§ **Problem requirements**:
Return the entries below in their exact form, leaving the pictures out.
-------------------------
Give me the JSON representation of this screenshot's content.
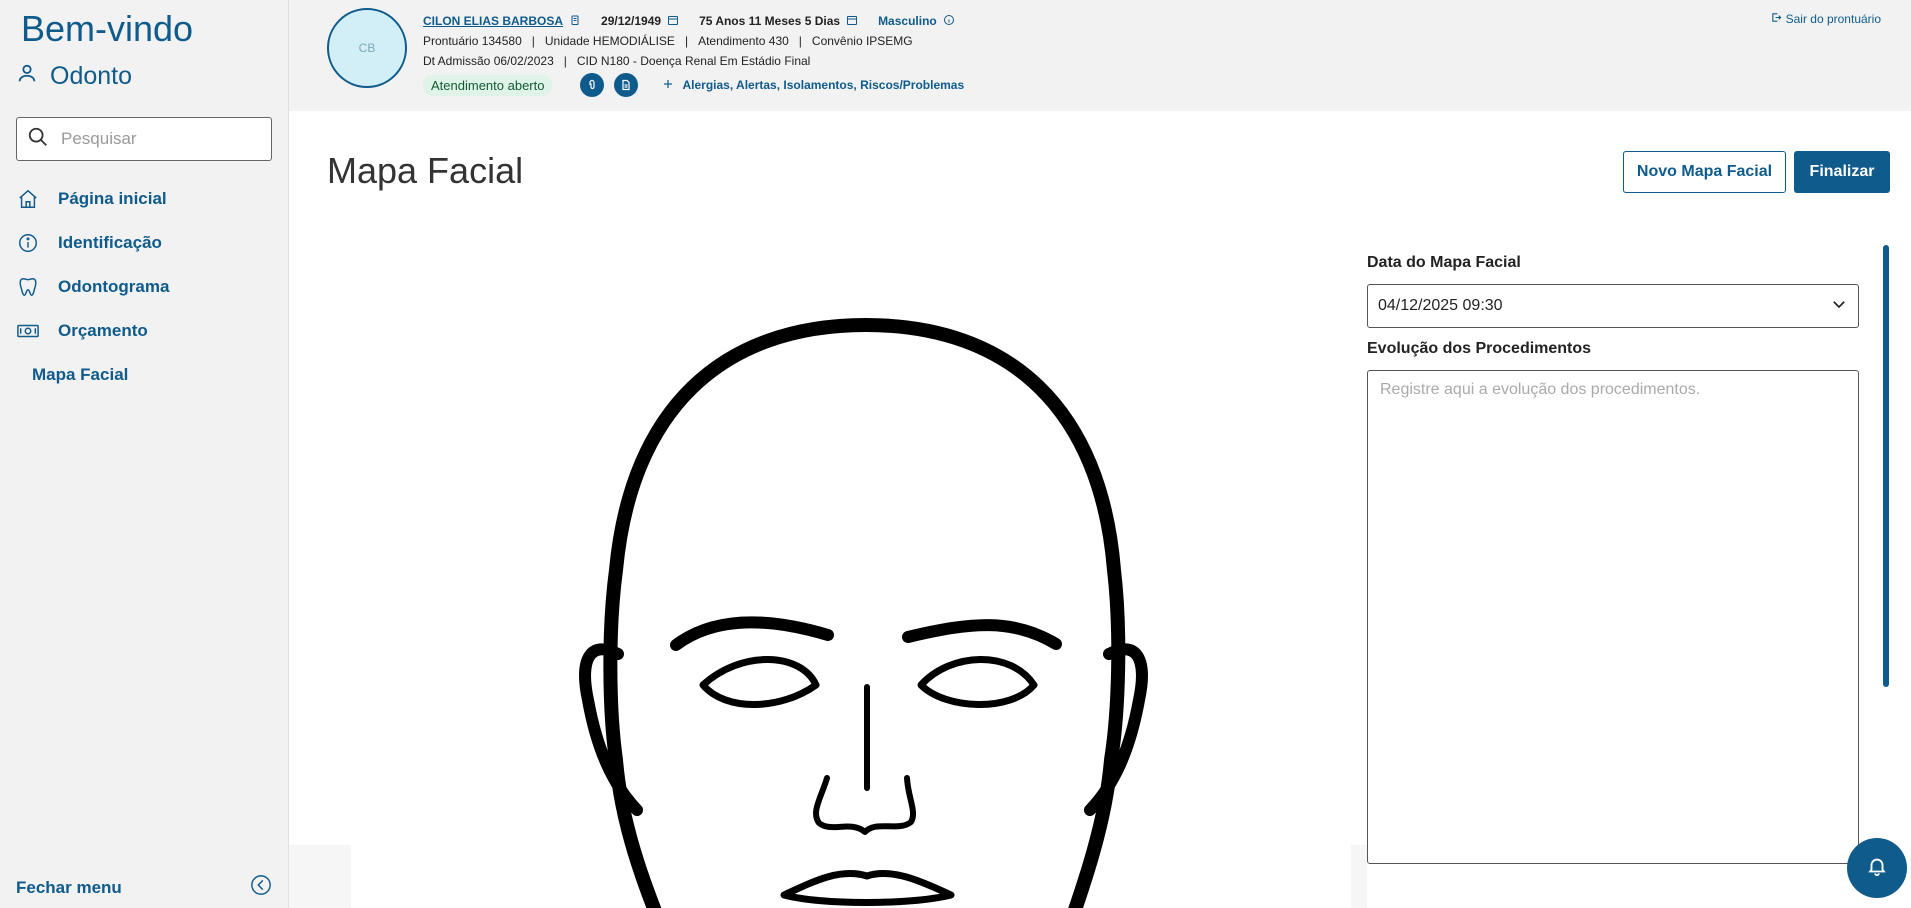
{
  "sidebar": {
    "welcome": "Bem-vindo",
    "user": "Odonto",
    "search_placeholder": "Pesquisar",
    "items": [
      {
        "label": "Página inicial",
        "icon": "home-icon"
      },
      {
        "label": "Identificação",
        "icon": "info-icon"
      },
      {
        "label": "Odontograma",
        "icon": "tooth-icon"
      },
      {
        "label": "Orçamento",
        "icon": "money-icon"
      }
    ],
    "sub_item": "Mapa Facial",
    "close_menu": "Fechar menu"
  },
  "patient": {
    "initials": "CB",
    "name": "CILON ELIAS BARBOSA",
    "birth_date": "29/12/1949",
    "age": "75 Anos 11 Meses 5 Dias",
    "sex": "Masculino",
    "prontuario": "Prontuário 134580",
    "unidade": "Unidade HEMODIÁLISE",
    "atendimento": "Atendimento 430",
    "convenio": "Convênio IPSEMG",
    "admissao": "Dt Admissão 06/02/2023",
    "cid": "CID N180 - Doença Renal Em Estádio Final",
    "status": "Atendimento aberto",
    "alerts": "Alergias, Alertas, Isolamentos, Riscos/Problemas"
  },
  "header": {
    "exit": "Sair do prontuário"
  },
  "main": {
    "title": "Mapa Facial",
    "new_button": "Novo Mapa Facial",
    "finish_button": "Finalizar",
    "date_label": "Data do Mapa Facial",
    "date_value": "04/12/2025 09:30",
    "evolution_label": "Evolução dos Procedimentos",
    "evolution_placeholder": "Registre aqui a evolução dos procedimentos."
  },
  "colors": {
    "primary": "#0f5b8c",
    "sidebar_bg": "#f2f2f2",
    "status_bg": "#dff3e8"
  }
}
-------------------------
§ **Solved problem**:
Give me the JSON representation of this screenshot's content.
{
  "sidebar": {
    "welcome": "Bem-vindo",
    "user": "Odonto",
    "search_placeholder": "Pesquisar",
    "items": [
      {
        "label": "Página inicial",
        "icon": "home-icon"
      },
      {
        "label": "Identificação",
        "icon": "info-icon"
      },
      {
        "label": "Odontograma",
        "icon": "tooth-icon"
      },
      {
        "label": "Orçamento",
        "icon": "money-icon"
      }
    ],
    "sub_item": "Mapa Facial",
    "close_menu": "Fechar menu"
  },
  "patient": {
    "initials": "CB",
    "name": "CILON ELIAS BARBOSA",
    "birth_date": "29/12/1949",
    "age": "75 Anos 11 Meses 5 Dias",
    "sex": "Masculino",
    "prontuario": "Prontuário 134580",
    "unidade": "Unidade HEMODIÁLISE",
    "atendimento": "Atendimento 430",
    "convenio": "Convênio IPSEMG",
    "admissao": "Dt Admissão 06/02/2023",
    "cid": "CID N180 - Doença Renal Em Estádio Final",
    "status": "Atendimento aberto",
    "alerts": "Alergias, Alertas, Isolamentos, Riscos/Problemas"
  },
  "header": {
    "exit": "Sair do prontuário"
  },
  "main": {
    "title": "Mapa Facial",
    "new_button": "Novo Mapa Facial",
    "finish_button": "Finalizar",
    "date_label": "Data do Mapa Facial",
    "date_value": "04/12/2025 09:30",
    "evolution_label": "Evolução dos Procedimentos",
    "evolution_placeholder": "Registre aqui a evolução dos procedimentos."
  },
  "colors": {
    "primary": "#0f5b8c",
    "sidebar_bg": "#f2f2f2",
    "status_bg": "#dff3e8"
  }
}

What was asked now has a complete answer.